** Passage to read **
What's the difference between * and ? in regular expressions?

What's the difference between * and ? in regular expressions? - regex

Both seem to mean, match 0 or more characters? I don't understand the difference between them, or when to use ? and when to use *. Some examples would help.

In the Formal definition the symbols of regular expressions operators are
. : which is concatenation like a.b.c would match a text having abc . Some times to indicate concatenation simply two symbols are used back to back.
* : match the last symbol 0 or more times, (abc)* would match a null string, abc, abcabc, abcabcabc, but not abcaabc. Known as the Kleen's star.
+ : would match either the left-hand side or the right hand side . (abc + def) would match abc or def. Also the union operator or the | operator is used.
These are applied on a set of symbols sigma, which includes the symbols in your language within other special symbols are the epsilon which denotes the empty string, and the null means no symbols at all. For details see [3]
These are the formal definitions.
When you use applications accepting the POSIX regular expression syntax the meaning of the different operators are like this:
These are the POSIX Basic regular expression operations
. : The dot '.' matches any character like a.c could match abc, axc, amc, aoc anything.
^ : Indicates the start of line. ^abc would match the string which is starting at the line. abc appearing in between the line would not be matched
$ : Indicates the end of line. abc$ would only match the string abc at the end of the line. This would not match any 'abc' in between the lines.
* : Matches the last symbol preceding the '*' 0 or more times. So ab*c would match ac, abc, abbc, abbbc, abbbbbc, abbbbbbbbc etc.
{m, n} : Matches the the preceding symbol atleat 'm' times and at most 'n' times.
ab{2,4}c would not match 'abc', but would match 'abbc', 'abbbc', 'abbbbc', but will not match 'abbbbbc' . So if the number of 'b' is >= 2 and <= 4 it would match.

** What you should do **
Can you write the next part of the thread on * versus ? in regular expressions, starting right after its last sentence above?

** Recorded data **
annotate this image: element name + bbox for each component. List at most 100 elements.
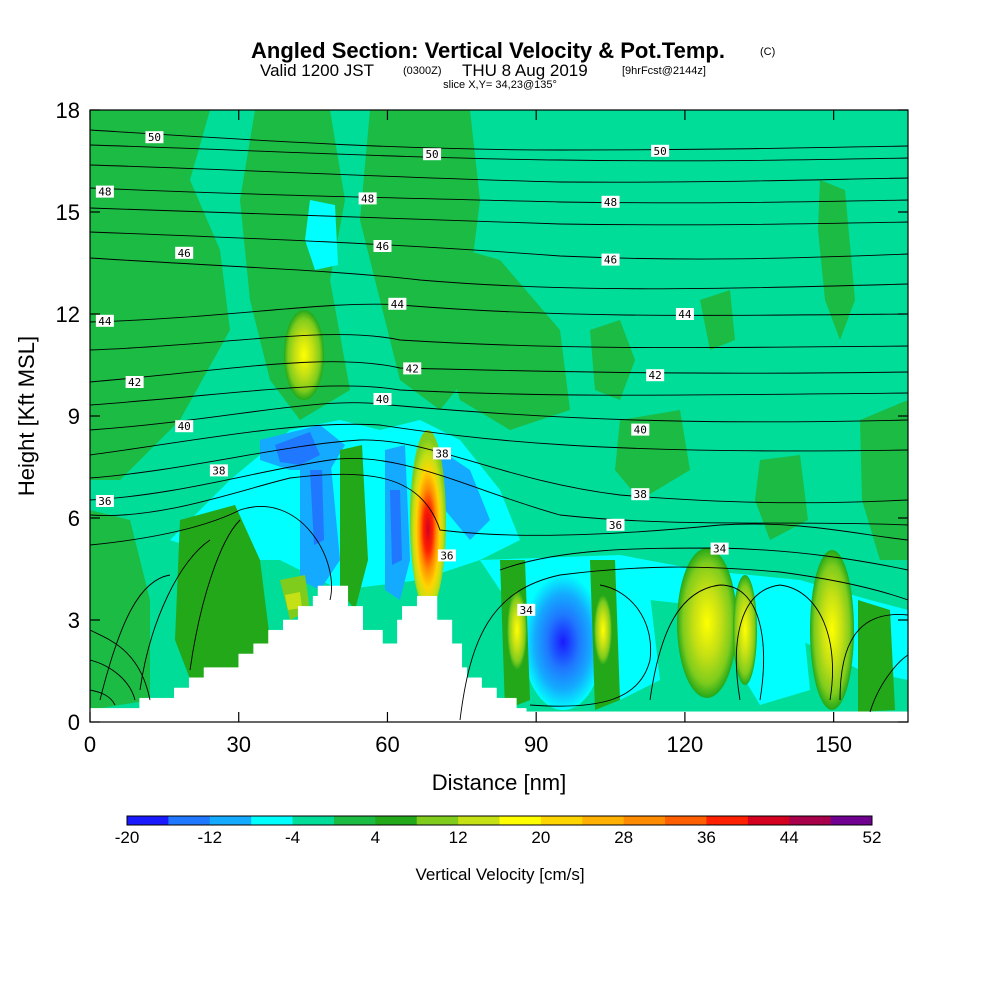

** Result for this exercise **
{m,} : means match the preceding symbol minimum 'm' times, and no limit in the maximum. (note the comma)
{n} : means match the preceding symbol exactly 'n' times. so ab{3}c would only match 'abbbc'.
[symbols] : will match any one of the symbols inside the box braces. like a[xyz]c would match 'axc' , 'ayc', and 'azc' and no other strings
[^symbols] : will match any symbol once which are not inside the box brackets. like a[xyz]c would match any strings 'a.b' with the '.' being any symbol except x, y, z.
These are the POSIX Extended regular expression operators (needs grep -E)
? : Will match the preceding symbol 0 or at most 1 time. so ab?c would match 'ac' and 'abc' only.
+ : Will match the preceding symbol at least 1 time and at most any number times (no upper bounds). Like ab+c would match abc, abbbc, abbbbbc, abbbbbbbbc, etc, but would not match 'ac'
| : Would match either the expression on the left side of the '|' or the right side expression on the right side of the '|'. like (ab+c)|(xy*z) .
Also have a look at the POSIX meta character classes like [:alpha:] represents all the alphabets. [:punct:] denotes all the punctuations etc.
Wild Characters/ Globs
If you are using * and ? as wild cards then the interpretations are as below
* : Match any number of any characters at this position. Like *.c means all strings ending with the string '.c' (here . has no special interpretations) . Test with ls *.c or ls *.doc
? : Match any character only one time at this position. Like file??.txt would match strings 'fileab.c', 'file00.c' etc, and match any exactly two characters. Test with ls *.??? which will list all the files having a three character extension.
I hope this answers your question. Or you might want to through some text about formal definitions and the POSIX and maybe the Perl style regular expressions for a clear idea.
References:
Wikipedia Page
grep manual Regular expression section
Theory of Computation by Michael Sipser
Note: This answer was reconstructed

? means zero or one of. * means any number of. So this:
^ab?$
would match a and ab, but not abb. This:
^ab*$
would match not only a and ab, but also abb, abbb, and a with any number of bs following it.

For sake of regex completeness something like *? is also used. In this case it is a lazy match or non-greedy match and will match as few characters as possible before matching the next token.
For example:
a.*a
would match whole of abaaba
while
a.*?a
will match aba, aba

Related

Do parentheses change the length of a regular expression?

Let Sigma = {a,b}. The regular expression RE = (ab)(ab)*(aa|bb)*b over Sigma.
Give a string of length 5 in the set denoted by RE.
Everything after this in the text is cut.